What you should do: Put the lines of the material below into a JSON list of strings, one string per line, skipping blank lines and leaving out the picture.

Labeled region entries:
◆ ◆ ◆ ◆ ◆
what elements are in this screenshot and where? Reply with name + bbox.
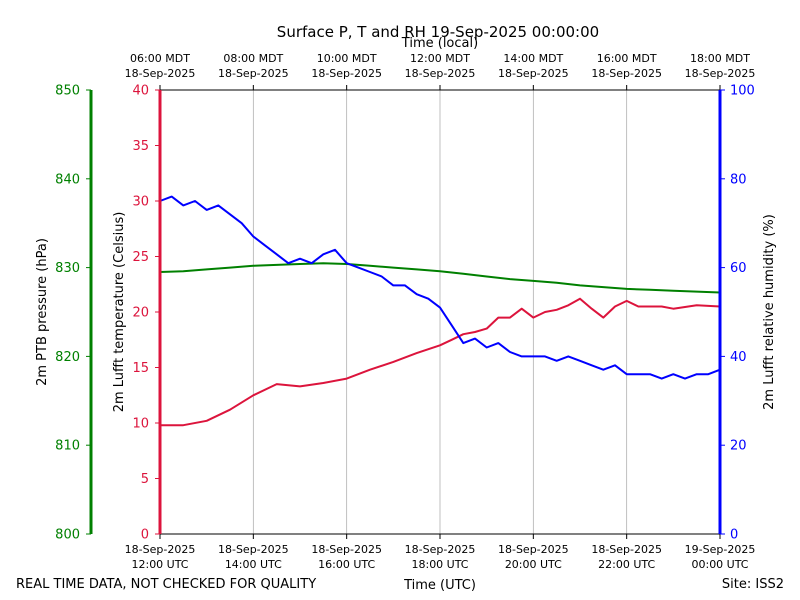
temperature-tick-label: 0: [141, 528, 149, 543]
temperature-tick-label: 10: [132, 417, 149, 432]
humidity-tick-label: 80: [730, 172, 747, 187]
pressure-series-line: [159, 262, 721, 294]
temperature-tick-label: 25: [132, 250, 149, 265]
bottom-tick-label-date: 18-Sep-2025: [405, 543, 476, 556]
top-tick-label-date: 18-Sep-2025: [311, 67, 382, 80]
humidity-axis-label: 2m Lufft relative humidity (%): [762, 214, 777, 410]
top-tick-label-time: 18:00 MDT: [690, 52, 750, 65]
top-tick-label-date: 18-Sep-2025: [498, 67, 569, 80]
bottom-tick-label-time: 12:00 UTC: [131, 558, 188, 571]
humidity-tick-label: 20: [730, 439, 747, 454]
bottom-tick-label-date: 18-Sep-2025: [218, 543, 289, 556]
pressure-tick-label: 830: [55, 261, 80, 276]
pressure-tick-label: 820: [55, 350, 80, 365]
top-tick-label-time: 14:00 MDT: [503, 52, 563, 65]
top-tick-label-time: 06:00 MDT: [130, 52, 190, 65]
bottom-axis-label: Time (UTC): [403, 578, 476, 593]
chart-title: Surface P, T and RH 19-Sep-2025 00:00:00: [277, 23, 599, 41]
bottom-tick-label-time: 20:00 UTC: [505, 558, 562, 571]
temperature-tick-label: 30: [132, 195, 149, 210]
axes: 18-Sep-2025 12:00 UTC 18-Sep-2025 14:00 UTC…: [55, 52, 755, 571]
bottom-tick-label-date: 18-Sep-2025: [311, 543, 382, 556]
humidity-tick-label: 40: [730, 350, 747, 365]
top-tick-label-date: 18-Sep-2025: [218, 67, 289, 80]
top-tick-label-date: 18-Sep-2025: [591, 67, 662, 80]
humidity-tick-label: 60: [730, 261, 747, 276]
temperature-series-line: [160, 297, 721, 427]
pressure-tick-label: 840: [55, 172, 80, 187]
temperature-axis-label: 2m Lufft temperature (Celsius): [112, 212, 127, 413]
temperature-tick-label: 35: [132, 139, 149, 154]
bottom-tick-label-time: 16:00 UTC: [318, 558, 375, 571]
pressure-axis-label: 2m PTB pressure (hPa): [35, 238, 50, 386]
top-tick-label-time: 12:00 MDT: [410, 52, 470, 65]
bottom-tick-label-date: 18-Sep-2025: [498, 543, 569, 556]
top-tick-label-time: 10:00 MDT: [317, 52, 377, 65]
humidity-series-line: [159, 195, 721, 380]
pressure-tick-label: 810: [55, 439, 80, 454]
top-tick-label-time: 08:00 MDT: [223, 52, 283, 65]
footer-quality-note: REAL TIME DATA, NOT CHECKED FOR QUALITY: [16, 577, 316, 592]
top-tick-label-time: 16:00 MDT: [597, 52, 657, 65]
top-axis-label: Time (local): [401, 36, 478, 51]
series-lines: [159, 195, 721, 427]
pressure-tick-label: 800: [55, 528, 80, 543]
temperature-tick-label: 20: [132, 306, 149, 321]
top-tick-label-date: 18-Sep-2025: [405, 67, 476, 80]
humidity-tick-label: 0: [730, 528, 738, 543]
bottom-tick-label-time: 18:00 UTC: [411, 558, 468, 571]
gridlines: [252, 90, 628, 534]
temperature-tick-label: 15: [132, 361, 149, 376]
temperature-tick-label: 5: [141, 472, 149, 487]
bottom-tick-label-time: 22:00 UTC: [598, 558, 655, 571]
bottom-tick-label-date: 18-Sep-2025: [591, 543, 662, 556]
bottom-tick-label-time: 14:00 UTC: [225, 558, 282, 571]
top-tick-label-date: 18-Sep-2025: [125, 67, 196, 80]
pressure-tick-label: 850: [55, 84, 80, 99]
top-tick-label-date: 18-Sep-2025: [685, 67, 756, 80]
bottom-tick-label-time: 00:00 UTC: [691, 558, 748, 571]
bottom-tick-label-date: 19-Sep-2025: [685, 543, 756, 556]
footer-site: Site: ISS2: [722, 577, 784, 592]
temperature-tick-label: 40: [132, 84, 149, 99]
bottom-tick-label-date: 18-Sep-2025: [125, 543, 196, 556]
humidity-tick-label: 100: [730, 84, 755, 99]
◆ ◆ ◆ ◆ ◆
Answer to the problem:
[
  "what elements are in this screenshot and where? Reply with name + bbox.",
  "temperature-tick-label: 0: [141, 528, 149, 543]",
  "temperature-tick-label: 10: [132, 417, 149, 432]",
  "humidity-tick-label: 80: [730, 172, 747, 187]",
  "pressure-series-line: [159, 262, 721, 294]",
  "temperature-tick-label: 25: [132, 250, 149, 265]",
  "bottom-tick-label-date: 18-Sep-2025: [405, 543, 476, 556]",
  "top-tick-label-date: 18-Sep-2025: [311, 67, 382, 80]",
  "humidity-axis-label: 2m Lufft relative humidity (%): [762, 214, 777, 410]",
  "top-tick-label-time: 18:00 MDT: [690, 52, 750, 65]",
  "top-tick-label-date: 18-Sep-2025: [498, 67, 569, 80]",
  "bottom-tick-label-time: 12:00 UTC: [131, 558, 188, 571]",
  "humidity-tick-label: 20: [730, 439, 747, 454]",
  "bottom-tick-label-date: 18-Sep-2025: [218, 543, 289, 556]",
  "pressure-tick-label: 830: [55, 261, 80, 276]",
  "pressure-tick-label: 820: [55, 350, 80, 365]",
  "top-tick-label-time: 14:00 MDT: [503, 52, 563, 65]",
  "top-tick-label-time: 06:00 MDT: [130, 52, 190, 65]",
  "bottom-axis-label: Time (UTC): [403, 578, 476, 593]",
  "chart-title: Surface P, T and RH 19-Sep-2025 00:00:00: [277, 23, 599, 41]",
  "bottom-tick-label-time: 20:00 UTC: [505, 558, 562, 571]",
  "temperature-tick-label: 30: [132, 195, 149, 210]",
  "axes: 18-Sep-2025 12:00 UTC 18-Sep-2025 14:00 UTC…: [55, 52, 755, 571]",
  "bottom-tick-label-date: 18-Sep-2025: [311, 543, 382, 556]",
  "humidity-tick-label: 40: [730, 350, 747, 365]",
  "top-tick-label-date: 18-Sep-2025: [218, 67, 289, 80]",
  "top-tick-label-date: 18-Sep-2025: [591, 67, 662, 80]",
  "humidity-tick-label: 60: [730, 261, 747, 276]",
  "temperature-series-line: [160, 297, 721, 427]",
  "pressure-tick-label: 840: [55, 172, 80, 187]",
  "temperature-axis-label: 2m Lufft temperature (Celsius): [112, 212, 127, 413]",
  "temperature-tick-label: 35: [132, 139, 149, 154]",
  "bottom-tick-label-time: 16:00 UTC: [318, 558, 375, 571]",
  "pressure-axis-label: 2m PTB pressure (hPa): [35, 238, 50, 386]",
  "top-tick-label-time: 12:00 MDT: [410, 52, 470, 65]",
  "bottom-tick-label-date: 18-Sep-2025: [498, 543, 569, 556]",
  "top-tick-label-time: 10:00 MDT: [317, 52, 377, 65]",
  "humidity-series-line: [159, 195, 721, 380]",
  "pressure-tick-label: 810: [55, 439, 80, 454]",
  "top-tick-label-time: 08:00 MDT: [223, 52, 283, 65]",
  "footer-quality-note: REAL TIME DATA, NOT CHECKED FOR QUALITY: [16, 577, 316, 592]",
  "top-tick-label-time: 16:00 MDT: [597, 52, 657, 65]",
  "top-axis-label: Time (local): [401, 36, 478, 51]",
  "series-lines: [159, 195, 721, 427]",
  "pressure-tick-label: 800: [55, 528, 80, 543]",
  "temperature-tick-label: 20: [132, 306, 149, 321]",
  "top-tick-label-date: 18-Sep-2025: [405, 67, 476, 80]",
  "humidity-tick-label: 0: [730, 528, 738, 543]",
  "bottom-tick-label-time: 18:00 UTC: [411, 558, 468, 571]",
  "gridlines: [252, 90, 628, 534]",
  "temperature-tick-label: 15: [132, 361, 149, 376]",
  "temperature-tick-label: 5: [141, 472, 149, 487]",
  "bottom-tick-label-time: 22:00 UTC: [598, 558, 655, 571]",
  "bottom-tick-label-date: 18-Sep-2025: [591, 543, 662, 556]",
  "bottom-tick-label-time: 14:00 UTC: [225, 558, 282, 571]",
  "top-tick-label-date: 18-Sep-2025: [125, 67, 196, 80]",
  "pressure-tick-label: 850: [55, 84, 80, 99]",
  "top-tick-label-date: 18-Sep-2025: [685, 67, 756, 80]",
  "bottom-tick-label-time: 00:00 UTC: [691, 558, 748, 571]",
  "bottom-tick-label-date: 19-Sep-2025: [685, 543, 756, 556]",
  "footer-site: Site: ISS2: [722, 577, 784, 592]",
  "temperature-tick-label: 40: [132, 84, 149, 99]",
  "bottom-tick-label-date: 18-Sep-2025: [125, 543, 196, 556]",
  "humidity-tick-label: 100: [730, 84, 755, 99]"
]